▸ Given task A
According to the UFC fight preview, who now holds the bantamweight belt?
▸ Given task B
Extend the UFC fight preview past its final sentence.

▸ Quoted text

* * * *

But all the factors that made Nurmagomedov a favourite in that fight — athletic fluidity, suffocating grappling, a diverse kicking game — still exist, and Khabib’s cousin rebounded upon his October return with a convincing victory over Mario Bautista, who had won eight straight and is not easy to look good against.
Nurmagomedov remains one of bantamweight’s top contenders, and if he can cruise past Figueiredo — another accomplished grappler with fierce Muay Thai — he’ll return to the cusp of a title shot. Helping matters is that the belt is now held by Petr Yan, a fresh matchup for Nurmagomedov in UFC’s most stacked division.
Of course, no one should count out Figueiredo, who will be fighting for his career. At 38, and with recent losses to Yan and Cory Sandhagen on his resume, the former flyweight champion can’t afford to drop this fight. If he does, retirement may beckon. He’ll be throwing everything he has at Nurmagomedov — a dangerous proposition considering Figueiredo has as much power as anyone in the division.
There’s a slim title-shot path here if Figueiredo can finish Nurmagomedov impressively and get a bit of luck in the way of a Song Yadong victory over O’Malley. In that situation, the UFC may want to make the most of what the veteran has left and get him into a championship fight quickly. As always in MMA, we can’t rule anything out. Dvalishvili and Nurmagomedov showed why a year ago.
Anthony Hernandez vs. Sean Strickland
UFC Fight Night, Feb. 21
UFC’s middleweight division could get very interesting in 2026 if the company can goad a bit more activity out of its top fighters. New champion Khamzat Chimaev has fought only once each of the last three years. And the four champions prior — Dricus du Plessis, Sean Strickland, Israel Adesanya and Robert Whittaker — fought just five times combined in 2025.
That has left a rising crop of new challengers hungry for name-brand opponents to prove themselves against — Anthony Hernandez prime among them. The 32-year-old is 8-0 since 2021, with six finishes and four performance-of-the-night bonuses along the way. With relentless forward pressure, effective grappling and a suite of chokes from various positions, he possesses an array of fashions to beat you regardless of where a fight goes.
It could be a style that finally gives the dominant Chimaev a meaningful challenge, but we won’t get to find out until Hernandez is tested against stiffer competition. And a clash with Strickland, whose tight defence and range striking is a fascinating contrast to Hernandez’s pressure, is a great one to start 2026.

* * * *

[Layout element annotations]

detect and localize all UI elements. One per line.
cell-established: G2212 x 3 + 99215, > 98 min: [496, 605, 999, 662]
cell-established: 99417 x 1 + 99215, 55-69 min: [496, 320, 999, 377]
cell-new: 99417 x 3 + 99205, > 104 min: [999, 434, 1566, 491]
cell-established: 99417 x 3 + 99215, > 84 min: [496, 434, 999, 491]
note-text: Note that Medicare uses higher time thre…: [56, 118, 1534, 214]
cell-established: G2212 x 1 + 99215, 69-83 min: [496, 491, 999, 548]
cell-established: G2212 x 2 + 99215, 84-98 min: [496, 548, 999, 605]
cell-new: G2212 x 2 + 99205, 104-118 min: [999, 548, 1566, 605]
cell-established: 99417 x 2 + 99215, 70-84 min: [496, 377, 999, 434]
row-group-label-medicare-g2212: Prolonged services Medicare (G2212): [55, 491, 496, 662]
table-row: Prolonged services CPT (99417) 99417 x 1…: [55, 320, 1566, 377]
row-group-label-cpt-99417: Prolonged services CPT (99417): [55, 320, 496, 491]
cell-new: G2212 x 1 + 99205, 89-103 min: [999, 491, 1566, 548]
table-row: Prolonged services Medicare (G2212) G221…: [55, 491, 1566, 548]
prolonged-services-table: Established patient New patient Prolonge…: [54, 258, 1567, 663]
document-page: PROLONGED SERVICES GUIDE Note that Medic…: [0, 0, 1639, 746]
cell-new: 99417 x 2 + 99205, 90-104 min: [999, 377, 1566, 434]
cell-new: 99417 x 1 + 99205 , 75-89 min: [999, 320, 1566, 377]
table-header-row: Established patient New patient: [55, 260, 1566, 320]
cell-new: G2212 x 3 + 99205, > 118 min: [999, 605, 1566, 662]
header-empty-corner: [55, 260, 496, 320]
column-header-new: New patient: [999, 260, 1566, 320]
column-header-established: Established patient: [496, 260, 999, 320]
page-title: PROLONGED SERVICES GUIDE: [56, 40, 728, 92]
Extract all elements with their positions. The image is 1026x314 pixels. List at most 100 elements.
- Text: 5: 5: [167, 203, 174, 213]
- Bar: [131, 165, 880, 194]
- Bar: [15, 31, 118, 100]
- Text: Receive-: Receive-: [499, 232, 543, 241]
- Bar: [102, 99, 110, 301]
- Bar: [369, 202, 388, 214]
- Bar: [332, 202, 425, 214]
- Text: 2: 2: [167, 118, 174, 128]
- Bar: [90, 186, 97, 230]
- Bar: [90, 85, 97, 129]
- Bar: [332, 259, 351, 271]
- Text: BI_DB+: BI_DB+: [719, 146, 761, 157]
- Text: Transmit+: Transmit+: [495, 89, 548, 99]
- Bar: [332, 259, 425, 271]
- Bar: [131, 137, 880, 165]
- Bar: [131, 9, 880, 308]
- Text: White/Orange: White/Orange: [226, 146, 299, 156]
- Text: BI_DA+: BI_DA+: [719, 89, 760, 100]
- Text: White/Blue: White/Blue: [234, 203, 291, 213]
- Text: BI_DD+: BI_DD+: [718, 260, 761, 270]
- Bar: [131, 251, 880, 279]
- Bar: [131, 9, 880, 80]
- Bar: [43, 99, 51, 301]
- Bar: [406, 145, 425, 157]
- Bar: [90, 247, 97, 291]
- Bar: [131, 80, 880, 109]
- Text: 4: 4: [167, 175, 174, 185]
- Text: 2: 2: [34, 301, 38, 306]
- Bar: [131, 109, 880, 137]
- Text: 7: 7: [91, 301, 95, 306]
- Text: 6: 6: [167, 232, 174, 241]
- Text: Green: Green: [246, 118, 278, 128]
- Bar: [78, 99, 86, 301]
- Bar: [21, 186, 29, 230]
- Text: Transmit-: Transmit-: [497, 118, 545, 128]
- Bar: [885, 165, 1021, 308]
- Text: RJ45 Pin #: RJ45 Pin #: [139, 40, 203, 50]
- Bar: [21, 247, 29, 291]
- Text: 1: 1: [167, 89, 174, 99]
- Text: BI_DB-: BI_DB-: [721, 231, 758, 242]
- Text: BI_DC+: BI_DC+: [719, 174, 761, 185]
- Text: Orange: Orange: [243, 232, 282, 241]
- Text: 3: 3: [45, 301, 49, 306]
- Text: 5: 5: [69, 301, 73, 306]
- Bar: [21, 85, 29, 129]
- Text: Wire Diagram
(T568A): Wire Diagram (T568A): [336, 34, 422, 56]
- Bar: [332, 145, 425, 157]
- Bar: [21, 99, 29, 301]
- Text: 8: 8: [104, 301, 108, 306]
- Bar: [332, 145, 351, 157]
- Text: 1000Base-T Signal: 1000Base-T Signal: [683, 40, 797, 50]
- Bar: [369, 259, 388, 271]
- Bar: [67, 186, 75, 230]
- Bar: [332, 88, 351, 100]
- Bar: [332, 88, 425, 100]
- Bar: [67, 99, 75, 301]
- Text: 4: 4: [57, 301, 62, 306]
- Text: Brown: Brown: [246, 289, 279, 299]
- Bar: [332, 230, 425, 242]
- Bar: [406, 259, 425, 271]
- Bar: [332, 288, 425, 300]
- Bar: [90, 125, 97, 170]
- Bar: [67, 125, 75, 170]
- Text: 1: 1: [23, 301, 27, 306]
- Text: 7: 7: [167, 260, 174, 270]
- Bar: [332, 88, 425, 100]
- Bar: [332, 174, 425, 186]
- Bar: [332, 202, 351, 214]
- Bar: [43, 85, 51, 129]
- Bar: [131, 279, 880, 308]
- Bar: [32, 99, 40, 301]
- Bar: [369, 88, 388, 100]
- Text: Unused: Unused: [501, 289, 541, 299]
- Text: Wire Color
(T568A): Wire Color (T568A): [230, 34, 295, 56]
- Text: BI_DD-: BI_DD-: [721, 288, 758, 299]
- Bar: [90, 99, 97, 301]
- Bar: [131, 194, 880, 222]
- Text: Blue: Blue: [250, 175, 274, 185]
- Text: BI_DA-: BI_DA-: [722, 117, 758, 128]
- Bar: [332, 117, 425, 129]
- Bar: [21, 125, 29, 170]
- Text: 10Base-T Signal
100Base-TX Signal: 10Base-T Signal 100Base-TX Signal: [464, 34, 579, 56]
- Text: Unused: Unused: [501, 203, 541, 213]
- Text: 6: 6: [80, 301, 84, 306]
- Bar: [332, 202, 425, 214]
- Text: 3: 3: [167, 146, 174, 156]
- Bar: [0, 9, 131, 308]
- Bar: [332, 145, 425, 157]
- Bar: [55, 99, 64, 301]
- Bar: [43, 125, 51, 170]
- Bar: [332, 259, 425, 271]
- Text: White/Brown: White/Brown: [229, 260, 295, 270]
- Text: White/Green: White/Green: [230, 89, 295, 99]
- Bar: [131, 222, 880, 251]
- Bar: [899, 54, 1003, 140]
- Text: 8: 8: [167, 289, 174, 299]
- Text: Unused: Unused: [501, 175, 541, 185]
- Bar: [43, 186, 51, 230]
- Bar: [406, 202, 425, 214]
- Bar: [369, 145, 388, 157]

* * * *

▸ Result A
Petr Yan

▸ Result B
Brian Ortega vs. Renato Moicano
UFC 326, March 7
Brian Ortega’s move to lightweight has seemed in the cards for years now after his rise stalled out in a pair of unsuccessful featherweight title shots against future hall-of-famers Max Halloway and Alexander Volkanovski. And after a bad miss on the scales last August before being thoroughly outclassed over five rounds by Aljamain Sterling, the 34-year-old is finally making the jump as he seeks to revive his sputtering career in a new division.
His first opponent will be a familiar one in Renato Moicano, who Ortega submitted in 2017 at 145 pounds. The Brazilian veteran has settled into a lightweight gatekeeping role since and ought to be a good first test of how Ortega’s game will transfer up without such a dramatic weight cut. Durable and well-rounded, Moicano can goad some activity out of Ortega — a notorious slow starter — with early volume and won’t be afraid to test his mettle grappling with one of the slicker jiu-jitsu artists in the sport.
That’s where this fight can become a lot of fun. Both fighters are active threats from a variety of positions on the mat, which could produce some entertaining entanglements and scrambles. It’s a great matchup for Ortega to re-establish his strengths and assert himself as a threat in a new division.
Reiner de Ridder vs. Caio Borralho
UFC 326, March 7
Like with Hernandez, one of these two could quickly enter the middleweight title picture with a strong start to the year following momentum-halting setbacks late in 2025.
Borralho was undefeated in his first seven UFC fights before running into Nassourdine Imavov, whose command of distance, technical striking and takedown defence neutered him over five frustrating rounds in Paris last September.
Meanwhile, the former two-division One champion de Ridder had as much momentum as anyone in the company, speed-running through his first four UFC fights — three stoppages and a split decision victory — before biting off more than he could chew and gassing out against Brendan Allen midway through his fifth fight in 12 months.
That makes a win in this UFC 326 clash extremely important for both, lest they get left behind the crowded group atop the division. The next move for whoever loses may be up to light heavyweight, where a path to the belt is much clearer.